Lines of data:
-- START --
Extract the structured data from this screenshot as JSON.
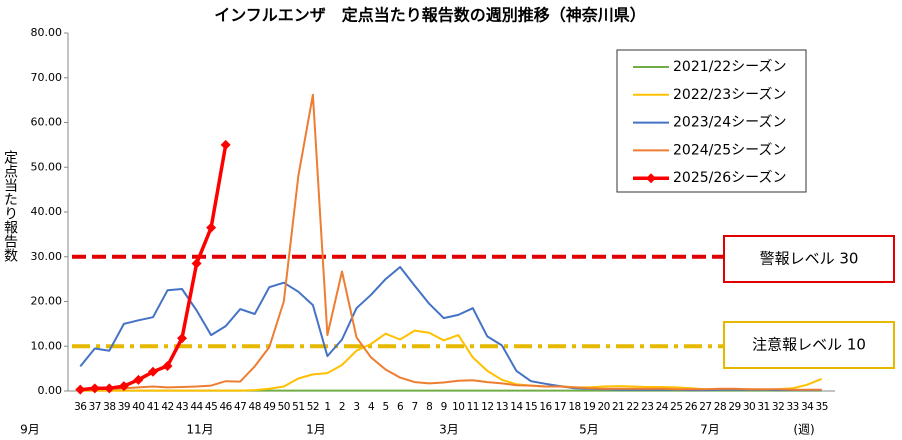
{
  "chart_data": {
    "type": "line",
    "title": "インフルエンザ　定点当たり報告数の週別推移（神奈川県）",
    "y_label": "定点当たり報告数",
    "categories": [
      "36",
      "37",
      "38",
      "39",
      "40",
      "41",
      "42",
      "43",
      "44",
      "45",
      "46",
      "47",
      "48",
      "49",
      "50",
      "51",
      "52",
      "1",
      "2",
      "3",
      "4",
      "5",
      "6",
      "7",
      "8",
      "9",
      "10",
      "11",
      "12",
      "13",
      "14",
      "15",
      "16",
      "17",
      "18",
      "19",
      "20",
      "21",
      "22",
      "23",
      "24",
      "25",
      "26",
      "27",
      "28",
      "29",
      "30",
      "31",
      "32",
      "33",
      "34",
      "35"
    ],
    "month_labels": [
      "9月",
      "11月",
      "1月",
      "3月",
      "5月",
      "7月"
    ],
    "x_unit": "(週)",
    "ylim": [
      0,
      80
    ],
    "yticks": [
      {
        "value": 0,
        "label": "0.00"
      },
      {
        "value": 10,
        "label": "10.00"
      },
      {
        "value": 20,
        "label": "20.00"
      },
      {
        "value": 30,
        "label": "30.00"
      },
      {
        "value": 40,
        "label": "40.00"
      },
      {
        "value": 50,
        "label": "50.00"
      },
      {
        "value": 60,
        "label": "60.00"
      },
      {
        "value": 70,
        "label": "70.00"
      },
      {
        "value": 80,
        "label": "80.00"
      }
    ],
    "grid": false,
    "legend": "top-right",
    "series": [
      {
        "name": "2021/22シーズン",
        "color": "#70ad47",
        "values": [
          0.1,
          0.1,
          0.1,
          0.1,
          0.1,
          0.1,
          0.1,
          0.1,
          0.1,
          0.1,
          0.1,
          0.1,
          0.1,
          0.1,
          0.1,
          0.1,
          0.1,
          0.1,
          0.1,
          0.1,
          0.1,
          0.1,
          0.1,
          0.1,
          0.1,
          0.1,
          0.1,
          0.1,
          0.1,
          0.1,
          0.1,
          0.1,
          0.1,
          0.1,
          0.1,
          0.1,
          0.1,
          0.1,
          0.1,
          0.1,
          0.1,
          0.1,
          0.1,
          0.1,
          0.1,
          0.1,
          0.1,
          0.1,
          0.1,
          0.1,
          0.1,
          0.1
        ]
      },
      {
        "name": "2022/23シーズン",
        "color": "#ffc000",
        "values": [
          0.1,
          0.1,
          0.1,
          0.1,
          0.1,
          0.1,
          0.1,
          0.1,
          0.1,
          0.1,
          0.1,
          0.1,
          0.2,
          0.5,
          1.0,
          2.8,
          3.7,
          4.0,
          5.8,
          9.0,
          10.5,
          12.8,
          11.5,
          13.5,
          13.0,
          11.3,
          12.5,
          7.5,
          4.5,
          2.5,
          1.5,
          1.2,
          1.0,
          1.1,
          0.8,
          0.8,
          1.0,
          1.1,
          1.0,
          0.9,
          0.9,
          0.8,
          0.6,
          0.4,
          0.3,
          0.3,
          0.4,
          0.3,
          0.4,
          0.6,
          1.4,
          2.7
        ]
      },
      {
        "name": "2023/24シーズン",
        "color": "#4472c4",
        "values": [
          5.5,
          9.5,
          9.0,
          15.0,
          15.8,
          16.5,
          22.5,
          22.8,
          18.0,
          12.5,
          14.5,
          18.3,
          17.2,
          23.2,
          24.2,
          22.2,
          19.2,
          7.8,
          11.5,
          18.5,
          21.5,
          25.0,
          27.7,
          23.5,
          19.5,
          16.3,
          17.0,
          18.5,
          12.2,
          10.2,
          4.5,
          2.2,
          1.6,
          1.1,
          0.6,
          0.5,
          0.4,
          0.3,
          0.3,
          0.3,
          0.3,
          0.3,
          0.2,
          0.2,
          0.3,
          0.3,
          0.3,
          0.3,
          0.2,
          0.2,
          0.2,
          0.2
        ]
      },
      {
        "name": "2024/25シーズン",
        "color": "#ed7d31",
        "values": [
          0.3,
          0.4,
          0.5,
          0.6,
          0.8,
          1.0,
          0.8,
          0.9,
          1.0,
          1.2,
          2.2,
          2.1,
          5.5,
          9.8,
          20.0,
          48.0,
          66.2,
          12.5,
          26.7,
          12.0,
          7.5,
          4.8,
          3.0,
          2.0,
          1.7,
          1.9,
          2.3,
          2.4,
          2.0,
          1.7,
          1.3,
          1.2,
          1.0,
          1.0,
          0.8,
          0.6,
          0.5,
          0.5,
          0.5,
          0.5,
          0.5,
          0.4,
          0.4,
          0.4,
          0.5,
          0.5,
          0.4,
          0.4,
          0.4,
          0.3,
          0.3,
          0.3
        ]
      },
      {
        "name": "2025/26シーズン",
        "color": "#ff0000",
        "marker": "diamond",
        "values": [
          0.3,
          0.6,
          0.6,
          1.1,
          2.5,
          4.3,
          5.6,
          11.8,
          28.5,
          36.5,
          55.0,
          null,
          null,
          null,
          null,
          null,
          null,
          null,
          null,
          null,
          null,
          null,
          null,
          null,
          null,
          null,
          null,
          null,
          null,
          null,
          null,
          null,
          null,
          null,
          null,
          null,
          null,
          null,
          null,
          null,
          null,
          null,
          null,
          null,
          null,
          null,
          null,
          null,
          null,
          null,
          null,
          null
        ]
      }
    ],
    "reference_lines": [
      {
        "label": "警報レベル 30",
        "value": 30,
        "color": "#e00000",
        "style": "dashed"
      },
      {
        "label": "注意報レベル 10",
        "value": 10,
        "color": "#e6b800",
        "style": "dashdot"
      }
    ]
  }
}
-- END --
● WRITTEN PROBLEM
Examine the listing and say how many of its lines contain the string "name". Give the number alone.

● CORRECT RESULT
5